## The exercise
Reproduce the data that follows in its entirety, character for character.

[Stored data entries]
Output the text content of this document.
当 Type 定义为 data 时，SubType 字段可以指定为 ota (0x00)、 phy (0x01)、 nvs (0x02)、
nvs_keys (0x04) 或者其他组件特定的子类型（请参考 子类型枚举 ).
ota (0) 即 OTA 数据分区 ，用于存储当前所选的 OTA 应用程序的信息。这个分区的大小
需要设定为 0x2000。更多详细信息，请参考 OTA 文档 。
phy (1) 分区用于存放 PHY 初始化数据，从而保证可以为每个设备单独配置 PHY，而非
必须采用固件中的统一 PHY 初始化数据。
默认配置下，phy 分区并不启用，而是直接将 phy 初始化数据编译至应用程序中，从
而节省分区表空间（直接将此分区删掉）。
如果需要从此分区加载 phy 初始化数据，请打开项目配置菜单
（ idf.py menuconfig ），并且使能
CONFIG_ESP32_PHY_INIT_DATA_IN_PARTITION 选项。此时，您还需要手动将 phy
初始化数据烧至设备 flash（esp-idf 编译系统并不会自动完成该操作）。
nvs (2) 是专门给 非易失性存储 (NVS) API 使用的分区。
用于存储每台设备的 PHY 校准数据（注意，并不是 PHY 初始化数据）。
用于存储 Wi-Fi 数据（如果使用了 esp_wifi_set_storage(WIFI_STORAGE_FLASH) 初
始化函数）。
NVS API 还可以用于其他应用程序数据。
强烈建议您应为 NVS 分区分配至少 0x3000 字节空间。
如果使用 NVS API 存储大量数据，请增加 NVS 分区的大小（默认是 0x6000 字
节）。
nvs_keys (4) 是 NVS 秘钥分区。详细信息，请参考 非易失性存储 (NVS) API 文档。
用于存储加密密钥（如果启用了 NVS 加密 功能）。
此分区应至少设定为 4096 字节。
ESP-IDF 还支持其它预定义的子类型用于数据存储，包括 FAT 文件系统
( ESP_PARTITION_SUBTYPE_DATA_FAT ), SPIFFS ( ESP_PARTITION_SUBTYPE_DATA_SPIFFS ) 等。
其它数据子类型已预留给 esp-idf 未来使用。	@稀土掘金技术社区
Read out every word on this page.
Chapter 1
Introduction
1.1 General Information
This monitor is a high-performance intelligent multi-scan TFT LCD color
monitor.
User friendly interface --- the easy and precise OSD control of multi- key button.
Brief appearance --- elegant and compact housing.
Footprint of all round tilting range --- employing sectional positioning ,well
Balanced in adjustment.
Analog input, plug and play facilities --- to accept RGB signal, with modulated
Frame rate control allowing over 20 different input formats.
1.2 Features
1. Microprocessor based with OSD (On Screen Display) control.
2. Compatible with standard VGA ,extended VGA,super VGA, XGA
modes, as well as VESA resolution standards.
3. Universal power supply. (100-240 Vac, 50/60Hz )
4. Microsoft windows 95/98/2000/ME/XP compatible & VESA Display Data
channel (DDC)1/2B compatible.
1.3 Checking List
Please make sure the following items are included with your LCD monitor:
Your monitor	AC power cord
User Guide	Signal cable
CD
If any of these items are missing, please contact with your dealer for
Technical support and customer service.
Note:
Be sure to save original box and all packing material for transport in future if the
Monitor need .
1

## Answer to this task
Output the text content of this document.
当 Type 定义为 data 时，SubType 字段可以指定为 ota (0x00)、 phy (0x01)、 nvs (0x02)、
nvs_keys (0x04) 或者其他组件特定的子类型（请参考 子类型枚举 ).
ota (0) 即 OTA 数据分区 ，用于存储当前所选的 OTA 应用程序的信息。这个分区的大小
需要设定为 0x2000。更多详细信息，请参考 OTA 文档 。
phy (1) 分区用于存放 PHY 初始化数据，从而保证可以为每个设备单独配置 PHY，而非
必须采用固件中的统一 PHY 初始化数据。
默认配置下，phy 分区并不启用，而是直接将 phy 初始化数据编译至应用程序中，从
而节省分区表空间（直接将此分区删掉）。
如果需要从此分区加载 phy 初始化数据，请打开项目配置菜单
（ idf.py menuconfig ），并且使能
CONFIG_ESP32_PHY_INIT_DATA_IN_PARTITION 选项。此时，您还需要手动将 phy
初始化数据烧至设备 flash（esp-idf 编译系统并不会自动完成该操作）。
nvs (2) 是专门给 非易失性存储 (NVS) API 使用的分区。
用于存储每台设备的 PHY 校准数据（注意，并不是 PHY 初始化数据）。
用于存储 Wi-Fi 数据（如果使用了 esp_wifi_set_storage(WIFI_STORAGE_FLASH) 初
始化函数）。
NVS API 还可以用于其他应用程序数据。
强烈建议您应为 NVS 分区分配至少 0x3000 字节空间。
如果使用 NVS API 存储大量数据，请增加 NVS 分区的大小（默认是 0x6000 字
节）。
nvs_keys (4) 是 NVS 秘钥分区。详细信息，请参考 非易失性存储 (NVS) API 文档。
用于存储加密密钥（如果启用了 NVS 加密 功能）。
此分区应至少设定为 4096 字节。
ESP-IDF 还支持其它预定义的子类型用于数据存储，包括 FAT 文件系统
( ESP_PARTITION_SUBTYPE_DATA_FAT ), SPIFFS ( ESP_PARTITION_SUBTYPE_DATA_SPIFFS ) 等。
其它数据子类型已预留给 esp-idf 未来使用。	@稀土掘金技术社区
Read out every word on this page.
Chapter 1
Introduction
1.1 General Information
This monitor is a high-performance intelligent multi-scan TFT LCD color
monitor.
User friendly interface --- the easy and precise OSD control of multi- key button.
Brief appearance --- elegant and compact housing.
Footprint of all round tilting range --- employing sectional positioning ,well
Balanced in adjustment.
Analog input, plug and play facilities --- to accept RGB signal, with modulated
Frame rate control allowing over 20 different input formats.
1.2 Features
1. Microprocessor based with OSD (On Screen Display) control.
2. Compatible with standard VGA ,extended VGA,super VGA, XGA
modes, as well as VESA resolution standards.
3. Universal power supply. (100-240 Vac, 50/60Hz )
4. Microsoft windows 95/98/2000/ME/XP compatible & VESA Display Data
channel (DDC)1/2B compatible.
1.3 Checking List
Please make sure the following items are included with your LCD monitor:
Your monitor	AC power cord
User Guide	Signal cable
CD
If any of these items are missing, please contact with your dealer for
Technical support and customer service.
Note:
Be sure to save original box and all packing material for transport in future if the
Monitor need .
1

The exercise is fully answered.